§ **SET EXERCISE**: Exactly as written, retype the listing below, omitting the pictures.

§ **LISTED RECORDS**:
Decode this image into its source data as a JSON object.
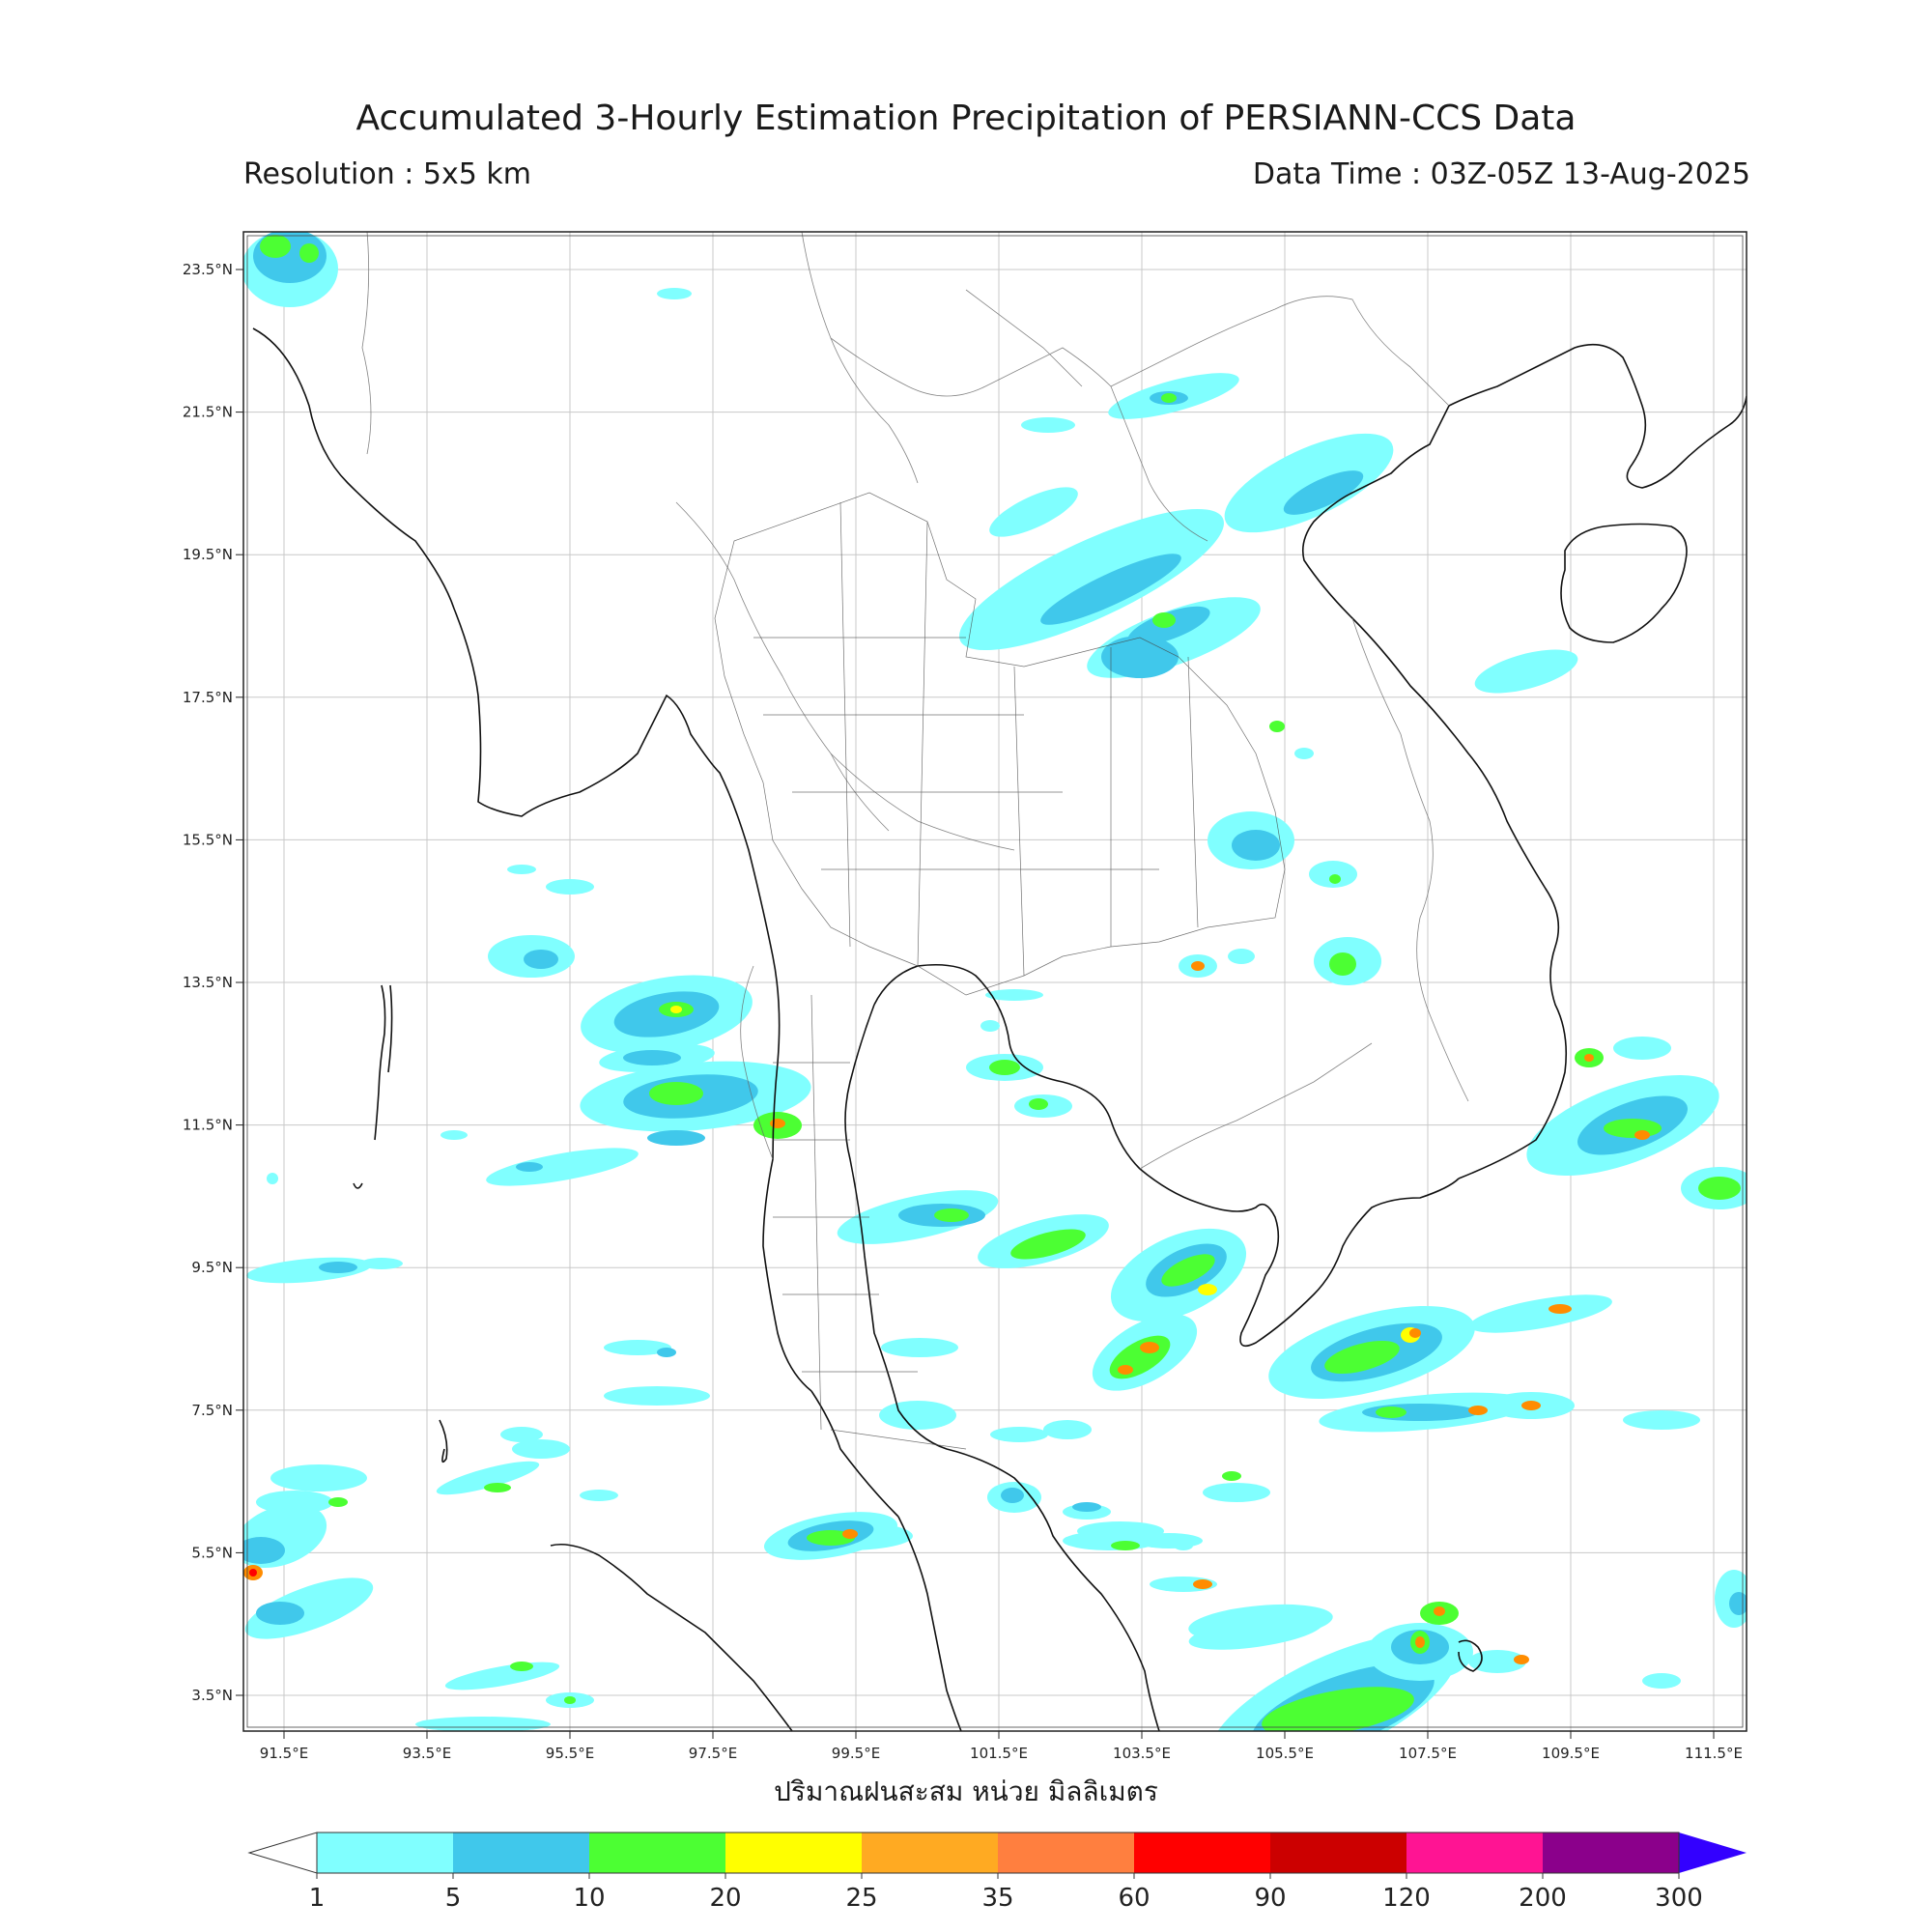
{
  "title": "Accumulated 3-Hourly Estimation Precipitation of PERSIANN-CCS Data",
  "resolution": "Resolution : 5x5 km",
  "data_time": "Data Time : 03Z-05Z 13-Aug-2025",
  "x_axis_label": "ปริมาณฝนสะสม หน่วย มิลลิเมตร",
  "lon_ticks": [
    "91.5°E",
    "93.5°E",
    "95.5°E",
    "97.5°E",
    "99.5°E",
    "101.5°E",
    "103.5°E",
    "105.5°E",
    "107.5°E",
    "109.5°E",
    "111.5°E"
  ],
  "lat_ticks": [
    "23.5°N",
    "21.5°N",
    "19.5°N",
    "17.5°N",
    "15.5°N",
    "13.5°N",
    "11.5°N",
    "9.5°N",
    "7.5°N",
    "5.5°N",
    "3.5°N"
  ],
  "colorbar": {
    "labels": [
      "1",
      "5",
      "10",
      "20",
      "25",
      "35",
      "60",
      "90",
      "120",
      "200",
      "300"
    ],
    "colors": [
      "#80ffff",
      "#40c8eb",
      "#4cff33",
      "#ffff00",
      "#ffaa22",
      "#ff7f3f",
      "#ff0000",
      "#cc0000",
      "#ff1493",
      "#8b008b"
    ],
    "over_color": "#3300ff",
    "under_color": "#ffffff"
  },
  "rain_colors": {
    "light": "#80ffff",
    "moderate": "#40c8eb",
    "heavy": "#4cff33",
    "yellow": "#ffff00",
    "orange": "#ff8c00",
    "red": "#ff0000"
  }
}
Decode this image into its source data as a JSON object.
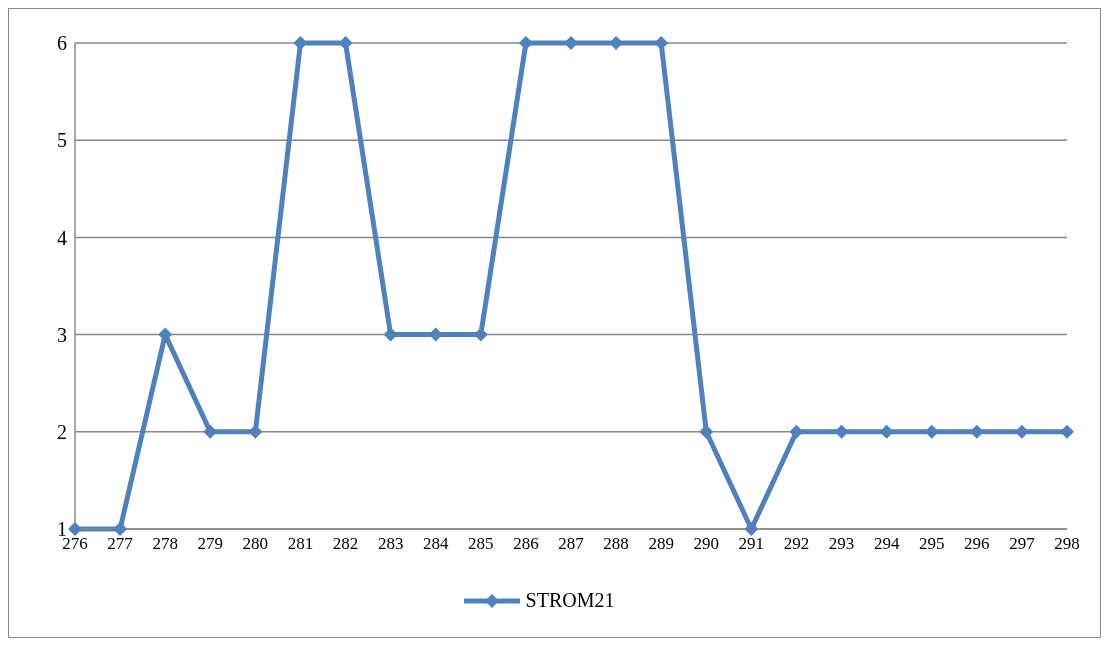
{
  "chart_data": {
    "type": "line",
    "categories": [
      "276",
      "277",
      "278",
      "279",
      "280",
      "281",
      "282",
      "283",
      "284",
      "285",
      "286",
      "287",
      "288",
      "289",
      "290",
      "291",
      "292",
      "293",
      "294",
      "295",
      "296",
      "297",
      "298"
    ],
    "series": [
      {
        "name": "STROM21",
        "color": "#4f81bd",
        "values": [
          1,
          1,
          3,
          2,
          2,
          6,
          6,
          3,
          3,
          3,
          6,
          6,
          6,
          6,
          2,
          1,
          2,
          2,
          2,
          2,
          2,
          2,
          2
        ]
      }
    ],
    "ylim": [
      1,
      6
    ],
    "yticks": [
      1,
      2,
      3,
      4,
      5,
      6
    ],
    "grid": "y",
    "legend": "bottom",
    "marker": "diamond",
    "line_style": "solid"
  }
}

§ **COMPLETED TASK**:
Decode this image into its source data as a JSON object.
{
  "title": "Accumulated 3-Hourly Estimation Precipitation of PERSIANN-CCS Data",
  "resolution": "Resolution : 5x5 km",
  "data_time": "Data Time : 03Z-05Z 13-Aug-2025",
  "x_axis_label": "ปริมาณฝนสะสม หน่วย มิลลิเมตร",
  "lon_ticks": [
    "91.5°E",
    "93.5°E",
    "95.5°E",
    "97.5°E",
    "99.5°E",
    "101.5°E",
    "103.5°E",
    "105.5°E",
    "107.5°E",
    "109.5°E",
    "111.5°E"
  ],
  "lat_ticks": [
    "23.5°N",
    "21.5°N",
    "19.5°N",
    "17.5°N",
    "15.5°N",
    "13.5°N",
    "11.5°N",
    "9.5°N",
    "7.5°N",
    "5.5°N",
    "3.5°N"
  ],
  "colorbar": {
    "labels": [
      "1",
      "5",
      "10",
      "20",
      "25",
      "35",
      "60",
      "90",
      "120",
      "200",
      "300"
    ],
    "colors": [
      "#80ffff",
      "#40c8eb",
      "#4cff33",
      "#ffff00",
      "#ffaa22",
      "#ff7f3f",
      "#ff0000",
      "#cc0000",
      "#ff1493",
      "#8b008b"
    ],
    "over_color": "#3300ff",
    "under_color": "#ffffff"
  },
  "rain_colors": {
    "light": "#80ffff",
    "moderate": "#40c8eb",
    "heavy": "#4cff33",
    "yellow": "#ffff00",
    "orange": "#ff8c00",
    "red": "#ff0000"
  }
}
Decode this image into its source data as a JSON object.
{
  "chart_data": {
    "type": "line",
    "categories": [
      "276",
      "277",
      "278",
      "279",
      "280",
      "281",
      "282",
      "283",
      "284",
      "285",
      "286",
      "287",
      "288",
      "289",
      "290",
      "291",
      "292",
      "293",
      "294",
      "295",
      "296",
      "297",
      "298"
    ],
    "series": [
      {
        "name": "STROM21",
        "color": "#4f81bd",
        "values": [
          1,
          1,
          3,
          2,
          2,
          6,
          6,
          3,
          3,
          3,
          6,
          6,
          6,
          6,
          2,
          1,
          2,
          2,
          2,
          2,
          2,
          2,
          2
        ]
      }
    ],
    "ylim": [
      1,
      6
    ],
    "yticks": [
      1,
      2,
      3,
      4,
      5,
      6
    ],
    "grid": "y",
    "legend": "bottom",
    "marker": "diamond",
    "line_style": "solid"
  }
}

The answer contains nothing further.